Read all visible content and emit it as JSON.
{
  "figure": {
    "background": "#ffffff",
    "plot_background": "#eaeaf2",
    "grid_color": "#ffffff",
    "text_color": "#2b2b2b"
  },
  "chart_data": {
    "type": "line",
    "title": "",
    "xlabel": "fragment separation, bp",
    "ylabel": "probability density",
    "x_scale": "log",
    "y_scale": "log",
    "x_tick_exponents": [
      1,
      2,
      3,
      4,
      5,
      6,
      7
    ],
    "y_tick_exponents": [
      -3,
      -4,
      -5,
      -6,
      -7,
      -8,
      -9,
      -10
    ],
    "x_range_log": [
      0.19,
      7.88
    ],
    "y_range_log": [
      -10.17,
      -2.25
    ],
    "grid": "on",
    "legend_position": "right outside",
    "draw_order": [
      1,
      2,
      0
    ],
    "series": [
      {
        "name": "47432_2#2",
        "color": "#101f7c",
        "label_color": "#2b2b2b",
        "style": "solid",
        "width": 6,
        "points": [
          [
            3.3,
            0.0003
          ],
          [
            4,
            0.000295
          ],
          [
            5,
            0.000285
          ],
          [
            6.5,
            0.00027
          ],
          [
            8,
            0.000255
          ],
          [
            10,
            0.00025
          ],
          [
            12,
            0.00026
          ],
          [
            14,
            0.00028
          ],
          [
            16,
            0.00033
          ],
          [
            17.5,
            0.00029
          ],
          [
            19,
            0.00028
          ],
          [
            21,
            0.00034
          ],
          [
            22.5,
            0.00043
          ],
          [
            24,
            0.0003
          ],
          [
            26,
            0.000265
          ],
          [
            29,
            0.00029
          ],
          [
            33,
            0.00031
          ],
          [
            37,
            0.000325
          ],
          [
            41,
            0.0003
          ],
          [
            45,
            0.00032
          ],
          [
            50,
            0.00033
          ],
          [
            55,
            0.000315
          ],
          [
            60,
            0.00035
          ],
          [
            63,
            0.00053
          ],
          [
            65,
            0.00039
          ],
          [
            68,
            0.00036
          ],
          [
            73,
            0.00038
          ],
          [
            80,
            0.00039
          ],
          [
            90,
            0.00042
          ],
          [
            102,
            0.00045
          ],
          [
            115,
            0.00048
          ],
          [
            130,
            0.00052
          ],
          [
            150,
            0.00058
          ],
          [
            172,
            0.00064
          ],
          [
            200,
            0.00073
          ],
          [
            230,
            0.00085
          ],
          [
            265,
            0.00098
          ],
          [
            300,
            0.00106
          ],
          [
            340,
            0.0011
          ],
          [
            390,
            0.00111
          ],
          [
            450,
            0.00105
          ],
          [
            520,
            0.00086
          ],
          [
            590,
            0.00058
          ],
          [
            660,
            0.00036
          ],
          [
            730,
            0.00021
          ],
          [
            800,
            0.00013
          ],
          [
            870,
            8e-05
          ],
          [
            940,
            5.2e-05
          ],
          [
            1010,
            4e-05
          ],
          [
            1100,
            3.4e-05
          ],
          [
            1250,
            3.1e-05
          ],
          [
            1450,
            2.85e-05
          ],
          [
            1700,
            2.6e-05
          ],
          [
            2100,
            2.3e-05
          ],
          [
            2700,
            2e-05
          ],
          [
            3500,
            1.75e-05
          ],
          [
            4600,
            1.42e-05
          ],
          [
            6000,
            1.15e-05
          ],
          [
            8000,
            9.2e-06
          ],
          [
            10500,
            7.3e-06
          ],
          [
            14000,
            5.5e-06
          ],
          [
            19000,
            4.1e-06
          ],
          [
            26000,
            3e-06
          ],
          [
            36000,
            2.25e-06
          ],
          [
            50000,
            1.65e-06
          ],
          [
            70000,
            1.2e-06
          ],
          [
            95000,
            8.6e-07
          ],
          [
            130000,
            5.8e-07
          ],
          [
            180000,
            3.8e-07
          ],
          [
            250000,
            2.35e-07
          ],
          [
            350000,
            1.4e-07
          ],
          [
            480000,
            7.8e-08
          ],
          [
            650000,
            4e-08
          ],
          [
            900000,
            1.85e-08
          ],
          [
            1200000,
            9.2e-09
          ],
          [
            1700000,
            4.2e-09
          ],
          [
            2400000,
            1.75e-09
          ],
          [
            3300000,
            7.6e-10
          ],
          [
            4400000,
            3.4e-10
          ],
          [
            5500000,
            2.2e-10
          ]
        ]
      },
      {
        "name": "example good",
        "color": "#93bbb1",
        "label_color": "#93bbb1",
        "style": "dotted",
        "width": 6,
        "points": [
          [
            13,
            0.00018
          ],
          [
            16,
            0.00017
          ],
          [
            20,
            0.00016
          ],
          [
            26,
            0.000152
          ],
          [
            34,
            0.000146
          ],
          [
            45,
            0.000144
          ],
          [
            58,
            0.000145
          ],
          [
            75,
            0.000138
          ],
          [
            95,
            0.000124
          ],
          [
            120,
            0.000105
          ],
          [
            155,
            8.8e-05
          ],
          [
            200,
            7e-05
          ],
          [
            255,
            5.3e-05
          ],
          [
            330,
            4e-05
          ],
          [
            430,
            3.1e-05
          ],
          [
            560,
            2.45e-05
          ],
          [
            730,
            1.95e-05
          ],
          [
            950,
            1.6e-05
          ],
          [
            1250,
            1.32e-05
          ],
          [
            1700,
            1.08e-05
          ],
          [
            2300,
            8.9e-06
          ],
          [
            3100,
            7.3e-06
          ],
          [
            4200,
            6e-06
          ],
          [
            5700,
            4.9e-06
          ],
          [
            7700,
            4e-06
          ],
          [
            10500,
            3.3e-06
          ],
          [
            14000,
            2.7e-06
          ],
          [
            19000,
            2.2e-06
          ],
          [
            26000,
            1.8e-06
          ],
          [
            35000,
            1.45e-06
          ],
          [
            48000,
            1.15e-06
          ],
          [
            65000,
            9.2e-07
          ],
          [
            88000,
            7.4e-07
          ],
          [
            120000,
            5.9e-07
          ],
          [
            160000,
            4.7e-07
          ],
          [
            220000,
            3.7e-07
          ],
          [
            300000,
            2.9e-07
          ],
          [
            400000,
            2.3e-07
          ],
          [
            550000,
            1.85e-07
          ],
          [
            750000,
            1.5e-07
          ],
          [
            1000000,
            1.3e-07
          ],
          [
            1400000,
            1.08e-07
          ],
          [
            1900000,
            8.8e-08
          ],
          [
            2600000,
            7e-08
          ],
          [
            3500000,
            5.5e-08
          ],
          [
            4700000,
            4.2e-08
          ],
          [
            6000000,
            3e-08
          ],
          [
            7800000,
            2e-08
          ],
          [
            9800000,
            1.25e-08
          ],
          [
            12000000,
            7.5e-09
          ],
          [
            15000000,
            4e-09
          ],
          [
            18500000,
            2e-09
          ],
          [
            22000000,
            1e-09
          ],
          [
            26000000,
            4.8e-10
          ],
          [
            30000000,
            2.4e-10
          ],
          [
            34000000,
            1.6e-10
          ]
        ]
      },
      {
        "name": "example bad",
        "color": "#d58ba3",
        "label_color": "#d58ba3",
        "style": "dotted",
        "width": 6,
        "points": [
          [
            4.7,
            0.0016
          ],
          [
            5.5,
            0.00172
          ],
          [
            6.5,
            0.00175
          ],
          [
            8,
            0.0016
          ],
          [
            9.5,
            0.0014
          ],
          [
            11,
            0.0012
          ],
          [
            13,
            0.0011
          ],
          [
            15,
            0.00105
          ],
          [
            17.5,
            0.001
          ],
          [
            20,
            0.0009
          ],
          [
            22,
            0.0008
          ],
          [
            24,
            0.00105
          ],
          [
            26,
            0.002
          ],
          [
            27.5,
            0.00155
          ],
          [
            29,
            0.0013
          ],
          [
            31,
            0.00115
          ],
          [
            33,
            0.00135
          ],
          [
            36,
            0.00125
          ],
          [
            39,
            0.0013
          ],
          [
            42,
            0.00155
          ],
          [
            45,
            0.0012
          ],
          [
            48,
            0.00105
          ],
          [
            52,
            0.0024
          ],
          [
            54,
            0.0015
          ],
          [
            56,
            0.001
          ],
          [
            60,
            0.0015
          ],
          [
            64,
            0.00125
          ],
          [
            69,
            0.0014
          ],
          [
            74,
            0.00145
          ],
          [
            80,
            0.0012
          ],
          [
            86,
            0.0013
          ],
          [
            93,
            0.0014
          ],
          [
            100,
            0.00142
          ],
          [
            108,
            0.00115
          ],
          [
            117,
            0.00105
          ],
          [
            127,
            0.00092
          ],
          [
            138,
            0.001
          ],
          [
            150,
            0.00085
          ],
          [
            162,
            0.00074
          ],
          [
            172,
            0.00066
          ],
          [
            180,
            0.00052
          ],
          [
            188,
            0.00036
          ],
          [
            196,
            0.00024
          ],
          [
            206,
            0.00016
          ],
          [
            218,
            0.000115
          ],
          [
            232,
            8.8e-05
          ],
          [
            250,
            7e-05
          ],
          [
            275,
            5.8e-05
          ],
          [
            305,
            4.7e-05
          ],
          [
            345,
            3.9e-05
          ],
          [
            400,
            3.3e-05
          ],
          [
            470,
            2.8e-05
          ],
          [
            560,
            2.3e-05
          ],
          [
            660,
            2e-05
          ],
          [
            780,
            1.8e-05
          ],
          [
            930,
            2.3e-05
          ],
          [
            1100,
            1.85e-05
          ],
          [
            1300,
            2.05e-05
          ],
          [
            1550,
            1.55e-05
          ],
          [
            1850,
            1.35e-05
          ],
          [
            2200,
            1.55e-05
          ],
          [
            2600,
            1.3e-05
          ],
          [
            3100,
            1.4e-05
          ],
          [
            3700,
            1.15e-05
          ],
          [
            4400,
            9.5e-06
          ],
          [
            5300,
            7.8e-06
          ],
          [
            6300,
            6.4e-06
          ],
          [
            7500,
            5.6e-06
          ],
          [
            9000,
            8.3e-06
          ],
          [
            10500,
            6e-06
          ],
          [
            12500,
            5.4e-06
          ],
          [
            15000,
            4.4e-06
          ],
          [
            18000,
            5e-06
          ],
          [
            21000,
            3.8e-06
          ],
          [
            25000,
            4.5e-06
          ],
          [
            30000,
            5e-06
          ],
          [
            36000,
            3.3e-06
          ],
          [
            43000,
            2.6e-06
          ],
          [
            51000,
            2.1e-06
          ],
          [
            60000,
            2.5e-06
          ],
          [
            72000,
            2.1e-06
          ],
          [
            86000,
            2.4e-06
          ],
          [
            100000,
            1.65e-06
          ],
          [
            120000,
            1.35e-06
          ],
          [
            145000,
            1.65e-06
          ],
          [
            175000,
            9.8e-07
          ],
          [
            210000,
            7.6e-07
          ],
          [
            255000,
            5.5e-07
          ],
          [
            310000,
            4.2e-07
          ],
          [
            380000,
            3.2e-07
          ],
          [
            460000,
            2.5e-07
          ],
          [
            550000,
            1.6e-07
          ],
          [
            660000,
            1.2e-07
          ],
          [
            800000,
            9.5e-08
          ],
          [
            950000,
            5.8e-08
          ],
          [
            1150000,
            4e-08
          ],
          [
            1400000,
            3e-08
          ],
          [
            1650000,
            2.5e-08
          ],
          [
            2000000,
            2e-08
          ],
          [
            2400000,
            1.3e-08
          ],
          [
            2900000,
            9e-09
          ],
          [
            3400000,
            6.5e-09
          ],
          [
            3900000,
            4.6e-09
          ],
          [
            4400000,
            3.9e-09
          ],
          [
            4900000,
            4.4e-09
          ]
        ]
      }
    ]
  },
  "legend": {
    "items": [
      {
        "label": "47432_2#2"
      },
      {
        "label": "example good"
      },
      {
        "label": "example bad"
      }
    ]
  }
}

__________________________________________________

Short problem:
In the lines above, locate the string "ffffff". Copy every line where it occurs.

Correct output:
    "background": "#ffffff",
    "grid_color": "#ffffff",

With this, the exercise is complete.